* DATA SUPPLIED:

#####

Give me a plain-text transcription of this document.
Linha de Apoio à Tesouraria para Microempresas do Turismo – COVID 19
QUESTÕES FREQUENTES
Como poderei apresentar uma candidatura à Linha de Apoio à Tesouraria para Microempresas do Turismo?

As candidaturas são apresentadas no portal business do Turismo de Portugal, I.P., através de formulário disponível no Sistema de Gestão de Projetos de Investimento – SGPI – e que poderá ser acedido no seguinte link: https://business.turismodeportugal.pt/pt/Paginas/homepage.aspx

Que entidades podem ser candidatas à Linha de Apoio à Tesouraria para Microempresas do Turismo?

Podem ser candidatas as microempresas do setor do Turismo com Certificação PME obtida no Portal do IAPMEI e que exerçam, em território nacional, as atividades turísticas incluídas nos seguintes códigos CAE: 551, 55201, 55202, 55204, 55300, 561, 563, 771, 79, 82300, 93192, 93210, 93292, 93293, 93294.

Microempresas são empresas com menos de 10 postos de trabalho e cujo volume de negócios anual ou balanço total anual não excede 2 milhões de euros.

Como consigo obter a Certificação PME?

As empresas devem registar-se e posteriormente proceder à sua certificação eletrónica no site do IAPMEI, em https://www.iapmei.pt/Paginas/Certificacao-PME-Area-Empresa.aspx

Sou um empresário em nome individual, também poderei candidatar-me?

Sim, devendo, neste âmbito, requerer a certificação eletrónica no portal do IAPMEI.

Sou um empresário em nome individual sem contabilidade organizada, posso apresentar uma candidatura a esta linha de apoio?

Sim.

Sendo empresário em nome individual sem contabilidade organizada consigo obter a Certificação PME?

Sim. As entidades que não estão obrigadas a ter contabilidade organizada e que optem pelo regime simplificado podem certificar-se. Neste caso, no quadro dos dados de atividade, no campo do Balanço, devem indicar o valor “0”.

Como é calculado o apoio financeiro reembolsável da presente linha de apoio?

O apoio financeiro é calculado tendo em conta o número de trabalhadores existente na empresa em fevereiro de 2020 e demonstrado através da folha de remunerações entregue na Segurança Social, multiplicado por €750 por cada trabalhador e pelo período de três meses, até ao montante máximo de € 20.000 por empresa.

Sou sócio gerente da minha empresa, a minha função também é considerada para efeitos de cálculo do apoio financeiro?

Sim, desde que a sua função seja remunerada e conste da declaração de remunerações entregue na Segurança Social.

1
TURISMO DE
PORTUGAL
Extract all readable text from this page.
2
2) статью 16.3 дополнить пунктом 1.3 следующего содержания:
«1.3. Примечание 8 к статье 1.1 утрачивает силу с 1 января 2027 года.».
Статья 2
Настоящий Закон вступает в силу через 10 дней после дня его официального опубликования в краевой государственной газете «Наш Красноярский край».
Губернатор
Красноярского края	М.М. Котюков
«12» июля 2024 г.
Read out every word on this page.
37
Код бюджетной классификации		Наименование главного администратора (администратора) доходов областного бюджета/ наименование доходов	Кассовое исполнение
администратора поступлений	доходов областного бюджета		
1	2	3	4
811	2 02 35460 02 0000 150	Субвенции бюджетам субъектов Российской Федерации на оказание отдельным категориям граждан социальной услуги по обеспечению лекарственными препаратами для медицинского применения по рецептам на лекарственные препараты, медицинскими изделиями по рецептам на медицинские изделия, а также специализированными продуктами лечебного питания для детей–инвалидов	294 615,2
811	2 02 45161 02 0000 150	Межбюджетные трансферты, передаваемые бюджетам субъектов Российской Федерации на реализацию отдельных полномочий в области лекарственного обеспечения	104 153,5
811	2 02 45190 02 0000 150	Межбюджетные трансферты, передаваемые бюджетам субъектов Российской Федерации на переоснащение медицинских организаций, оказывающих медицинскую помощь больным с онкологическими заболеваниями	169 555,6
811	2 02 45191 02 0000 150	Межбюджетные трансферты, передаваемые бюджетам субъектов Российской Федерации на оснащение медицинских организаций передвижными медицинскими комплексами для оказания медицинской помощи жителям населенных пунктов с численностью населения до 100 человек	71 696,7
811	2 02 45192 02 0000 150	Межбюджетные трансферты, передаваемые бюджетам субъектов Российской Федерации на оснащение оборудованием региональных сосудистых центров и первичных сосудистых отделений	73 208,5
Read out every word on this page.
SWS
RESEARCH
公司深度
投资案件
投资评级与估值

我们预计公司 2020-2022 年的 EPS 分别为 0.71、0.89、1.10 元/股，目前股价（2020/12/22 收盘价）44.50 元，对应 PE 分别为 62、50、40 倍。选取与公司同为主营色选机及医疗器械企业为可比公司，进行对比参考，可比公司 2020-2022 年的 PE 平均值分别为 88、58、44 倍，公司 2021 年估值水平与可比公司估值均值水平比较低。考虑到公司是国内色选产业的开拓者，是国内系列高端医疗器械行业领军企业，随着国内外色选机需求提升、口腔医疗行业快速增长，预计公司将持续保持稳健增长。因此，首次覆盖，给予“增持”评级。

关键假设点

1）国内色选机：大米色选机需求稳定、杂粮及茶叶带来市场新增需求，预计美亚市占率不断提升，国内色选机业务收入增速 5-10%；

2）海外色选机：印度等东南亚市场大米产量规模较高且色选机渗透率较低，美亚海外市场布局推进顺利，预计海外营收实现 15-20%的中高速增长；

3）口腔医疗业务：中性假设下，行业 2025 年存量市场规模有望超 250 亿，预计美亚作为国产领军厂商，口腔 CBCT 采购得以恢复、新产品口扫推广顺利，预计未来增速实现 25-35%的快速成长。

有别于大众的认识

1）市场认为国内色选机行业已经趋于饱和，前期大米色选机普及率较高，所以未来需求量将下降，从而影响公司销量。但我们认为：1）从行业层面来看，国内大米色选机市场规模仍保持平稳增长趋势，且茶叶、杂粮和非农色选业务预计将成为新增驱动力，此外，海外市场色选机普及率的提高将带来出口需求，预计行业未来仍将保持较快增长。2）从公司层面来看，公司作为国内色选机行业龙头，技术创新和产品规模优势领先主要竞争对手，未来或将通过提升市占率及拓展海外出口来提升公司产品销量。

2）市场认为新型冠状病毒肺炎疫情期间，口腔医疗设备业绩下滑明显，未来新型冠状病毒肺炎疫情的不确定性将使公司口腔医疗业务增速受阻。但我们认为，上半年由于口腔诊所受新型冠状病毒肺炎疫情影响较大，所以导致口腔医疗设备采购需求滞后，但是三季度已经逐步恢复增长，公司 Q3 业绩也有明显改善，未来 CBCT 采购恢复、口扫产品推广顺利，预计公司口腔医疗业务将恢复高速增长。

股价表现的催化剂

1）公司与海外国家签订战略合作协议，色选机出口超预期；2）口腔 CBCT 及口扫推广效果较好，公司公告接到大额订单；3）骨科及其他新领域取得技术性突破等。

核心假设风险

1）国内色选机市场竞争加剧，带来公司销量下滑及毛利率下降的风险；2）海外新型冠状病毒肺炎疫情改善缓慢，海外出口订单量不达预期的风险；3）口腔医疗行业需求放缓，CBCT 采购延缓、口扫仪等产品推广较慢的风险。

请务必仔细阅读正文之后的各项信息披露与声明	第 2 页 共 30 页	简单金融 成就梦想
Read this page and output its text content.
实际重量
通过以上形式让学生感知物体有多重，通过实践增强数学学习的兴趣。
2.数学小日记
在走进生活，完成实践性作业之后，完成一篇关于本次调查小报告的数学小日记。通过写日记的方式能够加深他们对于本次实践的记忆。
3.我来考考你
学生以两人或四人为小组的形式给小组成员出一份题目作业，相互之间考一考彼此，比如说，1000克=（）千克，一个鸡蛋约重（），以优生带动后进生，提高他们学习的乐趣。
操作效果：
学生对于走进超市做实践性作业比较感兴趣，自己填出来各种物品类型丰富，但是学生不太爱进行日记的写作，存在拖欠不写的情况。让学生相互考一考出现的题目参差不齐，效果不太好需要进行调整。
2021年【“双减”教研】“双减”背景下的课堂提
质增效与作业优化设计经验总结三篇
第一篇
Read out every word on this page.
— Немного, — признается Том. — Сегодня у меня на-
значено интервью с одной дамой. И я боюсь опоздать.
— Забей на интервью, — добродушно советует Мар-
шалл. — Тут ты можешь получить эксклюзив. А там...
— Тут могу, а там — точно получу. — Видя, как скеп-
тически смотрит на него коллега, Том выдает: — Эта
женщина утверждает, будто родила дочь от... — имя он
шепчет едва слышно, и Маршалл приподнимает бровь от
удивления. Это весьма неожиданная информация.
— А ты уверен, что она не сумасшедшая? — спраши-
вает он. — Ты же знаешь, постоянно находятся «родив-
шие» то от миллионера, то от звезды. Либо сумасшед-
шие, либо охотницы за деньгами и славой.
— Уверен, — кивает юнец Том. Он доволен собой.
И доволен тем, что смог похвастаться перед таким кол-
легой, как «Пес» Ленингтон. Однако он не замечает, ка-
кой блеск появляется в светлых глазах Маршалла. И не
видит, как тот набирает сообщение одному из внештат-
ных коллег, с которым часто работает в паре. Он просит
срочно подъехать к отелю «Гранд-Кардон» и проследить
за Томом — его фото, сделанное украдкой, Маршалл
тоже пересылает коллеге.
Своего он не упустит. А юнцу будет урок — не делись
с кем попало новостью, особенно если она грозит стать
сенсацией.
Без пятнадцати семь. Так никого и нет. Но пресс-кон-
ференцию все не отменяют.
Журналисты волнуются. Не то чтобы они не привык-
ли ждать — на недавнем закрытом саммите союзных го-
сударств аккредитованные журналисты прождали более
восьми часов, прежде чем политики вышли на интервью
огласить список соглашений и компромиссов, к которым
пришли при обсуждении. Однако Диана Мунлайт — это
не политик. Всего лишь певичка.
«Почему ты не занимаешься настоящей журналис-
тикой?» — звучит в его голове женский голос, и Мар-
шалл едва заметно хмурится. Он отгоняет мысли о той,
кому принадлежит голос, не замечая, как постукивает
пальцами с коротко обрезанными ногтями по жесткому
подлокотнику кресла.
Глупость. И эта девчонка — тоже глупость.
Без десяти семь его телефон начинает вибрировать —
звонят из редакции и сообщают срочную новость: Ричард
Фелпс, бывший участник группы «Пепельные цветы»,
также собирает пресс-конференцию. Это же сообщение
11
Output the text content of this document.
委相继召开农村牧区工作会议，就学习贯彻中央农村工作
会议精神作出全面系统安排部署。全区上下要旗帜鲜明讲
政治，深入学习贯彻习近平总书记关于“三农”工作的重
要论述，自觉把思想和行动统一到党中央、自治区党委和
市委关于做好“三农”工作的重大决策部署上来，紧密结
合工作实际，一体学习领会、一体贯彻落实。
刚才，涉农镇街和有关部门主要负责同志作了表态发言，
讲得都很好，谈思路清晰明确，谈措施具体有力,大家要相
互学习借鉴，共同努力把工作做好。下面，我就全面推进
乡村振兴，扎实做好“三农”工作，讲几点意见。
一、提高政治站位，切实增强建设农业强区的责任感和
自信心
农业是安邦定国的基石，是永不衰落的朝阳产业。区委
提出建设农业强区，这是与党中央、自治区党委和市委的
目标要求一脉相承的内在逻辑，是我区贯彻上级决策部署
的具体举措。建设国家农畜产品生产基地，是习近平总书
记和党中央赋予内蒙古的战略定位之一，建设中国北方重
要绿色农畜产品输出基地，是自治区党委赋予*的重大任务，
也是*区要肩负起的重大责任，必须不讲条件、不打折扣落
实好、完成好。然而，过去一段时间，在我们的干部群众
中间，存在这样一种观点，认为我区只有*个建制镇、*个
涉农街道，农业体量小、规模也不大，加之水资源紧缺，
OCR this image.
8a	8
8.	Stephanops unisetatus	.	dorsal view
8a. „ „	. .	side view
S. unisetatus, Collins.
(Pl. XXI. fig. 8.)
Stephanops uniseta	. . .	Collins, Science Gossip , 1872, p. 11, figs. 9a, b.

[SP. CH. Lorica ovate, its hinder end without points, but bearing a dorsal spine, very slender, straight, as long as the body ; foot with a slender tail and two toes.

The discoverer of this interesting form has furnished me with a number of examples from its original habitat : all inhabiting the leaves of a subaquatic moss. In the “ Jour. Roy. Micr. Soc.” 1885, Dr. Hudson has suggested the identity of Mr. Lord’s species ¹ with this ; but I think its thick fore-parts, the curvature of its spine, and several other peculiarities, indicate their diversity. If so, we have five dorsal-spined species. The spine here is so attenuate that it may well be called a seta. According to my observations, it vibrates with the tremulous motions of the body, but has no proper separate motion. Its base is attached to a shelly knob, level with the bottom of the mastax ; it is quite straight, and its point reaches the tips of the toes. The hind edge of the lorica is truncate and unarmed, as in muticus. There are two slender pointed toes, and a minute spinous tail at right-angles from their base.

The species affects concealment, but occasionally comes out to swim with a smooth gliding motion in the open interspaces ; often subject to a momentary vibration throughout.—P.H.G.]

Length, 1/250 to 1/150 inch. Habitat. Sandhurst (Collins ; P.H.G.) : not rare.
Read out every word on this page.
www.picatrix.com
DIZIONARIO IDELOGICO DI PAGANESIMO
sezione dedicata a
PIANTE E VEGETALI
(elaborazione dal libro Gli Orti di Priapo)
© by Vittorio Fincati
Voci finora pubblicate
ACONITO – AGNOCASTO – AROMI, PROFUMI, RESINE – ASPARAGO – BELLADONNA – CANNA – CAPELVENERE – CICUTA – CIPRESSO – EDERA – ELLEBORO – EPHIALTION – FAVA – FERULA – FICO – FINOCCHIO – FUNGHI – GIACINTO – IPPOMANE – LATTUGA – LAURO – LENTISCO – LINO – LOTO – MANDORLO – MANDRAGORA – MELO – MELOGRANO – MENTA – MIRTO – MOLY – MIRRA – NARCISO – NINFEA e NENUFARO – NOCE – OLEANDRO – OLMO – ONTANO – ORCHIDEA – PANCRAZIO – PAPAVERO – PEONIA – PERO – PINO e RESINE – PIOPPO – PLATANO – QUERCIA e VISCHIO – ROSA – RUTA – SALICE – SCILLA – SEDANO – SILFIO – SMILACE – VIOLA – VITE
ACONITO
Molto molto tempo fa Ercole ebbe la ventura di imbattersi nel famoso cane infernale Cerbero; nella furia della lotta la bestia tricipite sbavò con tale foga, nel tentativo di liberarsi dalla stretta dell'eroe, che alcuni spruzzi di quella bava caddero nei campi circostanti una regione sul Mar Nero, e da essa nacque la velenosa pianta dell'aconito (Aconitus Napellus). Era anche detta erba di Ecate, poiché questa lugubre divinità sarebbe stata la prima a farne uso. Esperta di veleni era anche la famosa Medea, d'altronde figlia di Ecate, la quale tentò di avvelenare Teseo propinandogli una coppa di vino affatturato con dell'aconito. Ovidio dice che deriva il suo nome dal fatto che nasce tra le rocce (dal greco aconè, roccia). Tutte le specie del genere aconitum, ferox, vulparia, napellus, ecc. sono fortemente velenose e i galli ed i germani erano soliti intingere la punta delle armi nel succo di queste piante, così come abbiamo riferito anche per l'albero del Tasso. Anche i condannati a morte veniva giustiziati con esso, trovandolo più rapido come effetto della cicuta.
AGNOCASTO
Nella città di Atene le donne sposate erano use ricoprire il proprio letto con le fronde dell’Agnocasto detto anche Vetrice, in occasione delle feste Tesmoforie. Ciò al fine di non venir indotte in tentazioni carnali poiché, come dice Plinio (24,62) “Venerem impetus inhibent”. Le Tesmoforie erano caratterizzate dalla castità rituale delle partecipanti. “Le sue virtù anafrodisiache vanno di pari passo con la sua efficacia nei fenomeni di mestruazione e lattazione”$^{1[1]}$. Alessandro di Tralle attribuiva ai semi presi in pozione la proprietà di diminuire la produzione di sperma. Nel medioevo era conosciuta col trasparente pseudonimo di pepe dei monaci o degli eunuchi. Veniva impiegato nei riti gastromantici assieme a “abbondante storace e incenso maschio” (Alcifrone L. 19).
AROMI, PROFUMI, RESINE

#####

Go through the material and select each line with the string "text" in it.

* CORRECT ANSWER:
Give me a plain-text transcription of this document.
Extract all readable text from this page.
Read this page and output its text content.
Output the text content of this document.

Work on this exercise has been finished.